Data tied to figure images
## begin

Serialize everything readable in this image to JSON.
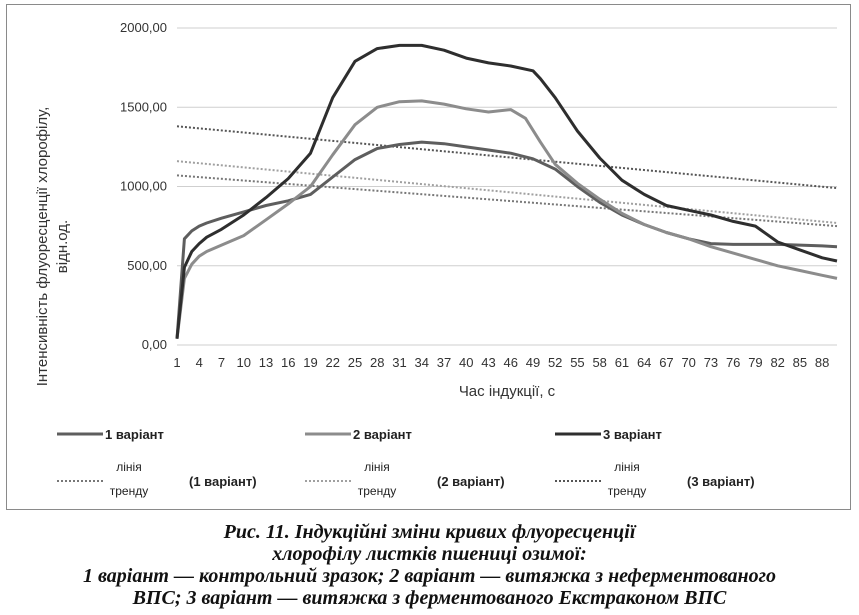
{
  "chart_data": {
    "type": "line",
    "ylabel": "Інтенсивність флуоресценції хлорофілу, відн.од.",
    "xlabel": "Час індукції, с",
    "ylim": [
      0,
      2000
    ],
    "y_ticks": [
      "0,00",
      "500,00",
      "1000,00",
      "1500,00",
      "2000,00"
    ],
    "x_ticks": [
      "1",
      "4",
      "7",
      "10",
      "13",
      "16",
      "19",
      "22",
      "25",
      "28",
      "31",
      "34",
      "37",
      "40",
      "43",
      "46",
      "49",
      "52",
      "55",
      "58",
      "61",
      "64",
      "67",
      "70",
      "73",
      "76",
      "79",
      "82",
      "85",
      "88"
    ],
    "grid": "horizontal",
    "series": [
      {
        "name": "1 варіант",
        "color": "#5e5e5e",
        "x": [
          1,
          2,
          3,
          4,
          5,
          7,
          10,
          13,
          16,
          19,
          22,
          25,
          28,
          31,
          34,
          37,
          40,
          43,
          46,
          49,
          52,
          55,
          58,
          61,
          64,
          67,
          70,
          73,
          76,
          79,
          82,
          85,
          88,
          90
        ],
        "y": [
          40,
          670,
          720,
          750,
          770,
          800,
          840,
          880,
          910,
          950,
          1060,
          1170,
          1240,
          1265,
          1280,
          1270,
          1250,
          1230,
          1210,
          1175,
          1110,
          1000,
          900,
          820,
          760,
          710,
          670,
          640,
          635,
          635,
          635,
          630,
          625,
          620
        ]
      },
      {
        "name": "2 варіант",
        "color": "#8c8c8c",
        "x": [
          1,
          2,
          3,
          4,
          5,
          7,
          10,
          13,
          16,
          19,
          22,
          25,
          28,
          31,
          34,
          37,
          40,
          43,
          46,
          48,
          50,
          52,
          55,
          58,
          61,
          64,
          67,
          70,
          73,
          76,
          79,
          82,
          85,
          88,
          90
        ],
        "y": [
          40,
          420,
          510,
          560,
          590,
          630,
          690,
          790,
          890,
          1000,
          1200,
          1390,
          1500,
          1535,
          1540,
          1520,
          1490,
          1470,
          1485,
          1430,
          1280,
          1140,
          1020,
          920,
          830,
          760,
          710,
          670,
          620,
          580,
          540,
          500,
          470,
          440,
          420
        ]
      },
      {
        "name": "3 варіант",
        "color": "#2e2e2e",
        "x": [
          1,
          2,
          3,
          4,
          5,
          7,
          10,
          13,
          16,
          19,
          22,
          25,
          28,
          31,
          34,
          37,
          40,
          43,
          46,
          49,
          50,
          52,
          55,
          58,
          61,
          64,
          67,
          70,
          73,
          76,
          79,
          82,
          85,
          88,
          90
        ],
        "y": [
          40,
          490,
          590,
          640,
          680,
          730,
          820,
          930,
          1050,
          1210,
          1560,
          1790,
          1870,
          1890,
          1890,
          1860,
          1810,
          1780,
          1760,
          1730,
          1680,
          1560,
          1350,
          1180,
          1040,
          950,
          880,
          850,
          820,
          780,
          750,
          650,
          600,
          550,
          530
        ]
      }
    ],
    "trendlines": [
      {
        "series": "1 варіант",
        "start": 1070,
        "end": 750,
        "color": "#777777"
      },
      {
        "series": "2 варіант",
        "start": 1160,
        "end": 770,
        "color": "#a0a0a0"
      },
      {
        "series": "3 варіант",
        "start": 1380,
        "end": 990,
        "color": "#555555"
      }
    ],
    "legend": {
      "position": "bottom",
      "trend_label_line1": "лінія",
      "trend_label_line2": "тренду",
      "trend_names": [
        "(1 варіант)",
        "(2 варіант)",
        "(3 варіант)"
      ]
    }
  },
  "caption": {
    "line1": "Рис. 11. Індукційні зміни кривих флуоресценції",
    "line2": "хлорофілу листків пшениці озимої:",
    "line3": "1 варіант — контрольний зразок; 2 варіант — витяжка з неферментованого",
    "line4": "ВПС; 3 варіант — витяжка з ферментованого Екстраконом ВПС"
  }
}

## end

_WHAT THE TASK ASKS_
Quote the material exactly. Pictures stay out.

_OUTPUT OF THE EXERCISE_
Serialize everything readable in this image to JSON.
{
  "chart_data": {
    "type": "line",
    "ylabel": "Інтенсивність флуоресценції хлорофілу, відн.од.",
    "xlabel": "Час індукції, с",
    "ylim": [
      0,
      2000
    ],
    "y_ticks": [
      "0,00",
      "500,00",
      "1000,00",
      "1500,00",
      "2000,00"
    ],
    "x_ticks": [
      "1",
      "4",
      "7",
      "10",
      "13",
      "16",
      "19",
      "22",
      "25",
      "28",
      "31",
      "34",
      "37",
      "40",
      "43",
      "46",
      "49",
      "52",
      "55",
      "58",
      "61",
      "64",
      "67",
      "70",
      "73",
      "76",
      "79",
      "82",
      "85",
      "88"
    ],
    "grid": "horizontal",
    "series": [
      {
        "name": "1 варіант",
        "color": "#5e5e5e",
        "x": [
          1,
          2,
          3,
          4,
          5,
          7,
          10,
          13,
          16,
          19,
          22,
          25,
          28,
          31,
          34,
          37,
          40,
          43,
          46,
          49,
          52,
          55,
          58,
          61,
          64,
          67,
          70,
          73,
          76,
          79,
          82,
          85,
          88,
          90
        ],
        "y": [
          40,
          670,
          720,
          750,
          770,
          800,
          840,
          880,
          910,
          950,
          1060,
          1170,
          1240,
          1265,
          1280,
          1270,
          1250,
          1230,
          1210,
          1175,
          1110,
          1000,
          900,
          820,
          760,
          710,
          670,
          640,
          635,
          635,
          635,
          630,
          625,
          620
        ]
      },
      {
        "name": "2 варіант",
        "color": "#8c8c8c",
        "x": [
          1,
          2,
          3,
          4,
          5,
          7,
          10,
          13,
          16,
          19,
          22,
          25,
          28,
          31,
          34,
          37,
          40,
          43,
          46,
          48,
          50,
          52,
          55,
          58,
          61,
          64,
          67,
          70,
          73,
          76,
          79,
          82,
          85,
          88,
          90
        ],
        "y": [
          40,
          420,
          510,
          560,
          590,
          630,
          690,
          790,
          890,
          1000,
          1200,
          1390,
          1500,
          1535,
          1540,
          1520,
          1490,
          1470,
          1485,
          1430,
          1280,
          1140,
          1020,
          920,
          830,
          760,
          710,
          670,
          620,
          580,
          540,
          500,
          470,
          440,
          420
        ]
      },
      {
        "name": "3 варіант",
        "color": "#2e2e2e",
        "x": [
          1,
          2,
          3,
          4,
          5,
          7,
          10,
          13,
          16,
          19,
          22,
          25,
          28,
          31,
          34,
          37,
          40,
          43,
          46,
          49,
          50,
          52,
          55,
          58,
          61,
          64,
          67,
          70,
          73,
          76,
          79,
          82,
          85,
          88,
          90
        ],
        "y": [
          40,
          490,
          590,
          640,
          680,
          730,
          820,
          930,
          1050,
          1210,
          1560,
          1790,
          1870,
          1890,
          1890,
          1860,
          1810,
          1780,
          1760,
          1730,
          1680,
          1560,
          1350,
          1180,
          1040,
          950,
          880,
          850,
          820,
          780,
          750,
          650,
          600,
          550,
          530
        ]
      }
    ],
    "trendlines": [
      {
        "series": "1 варіант",
        "start": 1070,
        "end": 750,
        "color": "#777777"
      },
      {
        "series": "2 варіант",
        "start": 1160,
        "end": 770,
        "color": "#a0a0a0"
      },
      {
        "series": "3 варіант",
        "start": 1380,
        "end": 990,
        "color": "#555555"
      }
    ],
    "legend": {
      "position": "bottom",
      "trend_label_line1": "лінія",
      "trend_label_line2": "тренду",
      "trend_names": [
        "(1 варіант)",
        "(2 варіант)",
        "(3 варіант)"
      ]
    }
  },
  "caption": {
    "line1": "Рис. 11. Індукційні зміни кривих флуоресценції",
    "line2": "хлорофілу листків пшениці озимої:",
    "line3": "1 варіант — контрольний зразок; 2 варіант — витяжка з неферментованого",
    "line4": "ВПС; 3 варіант — витяжка з ферментованого Екстраконом ВПС"
  }
}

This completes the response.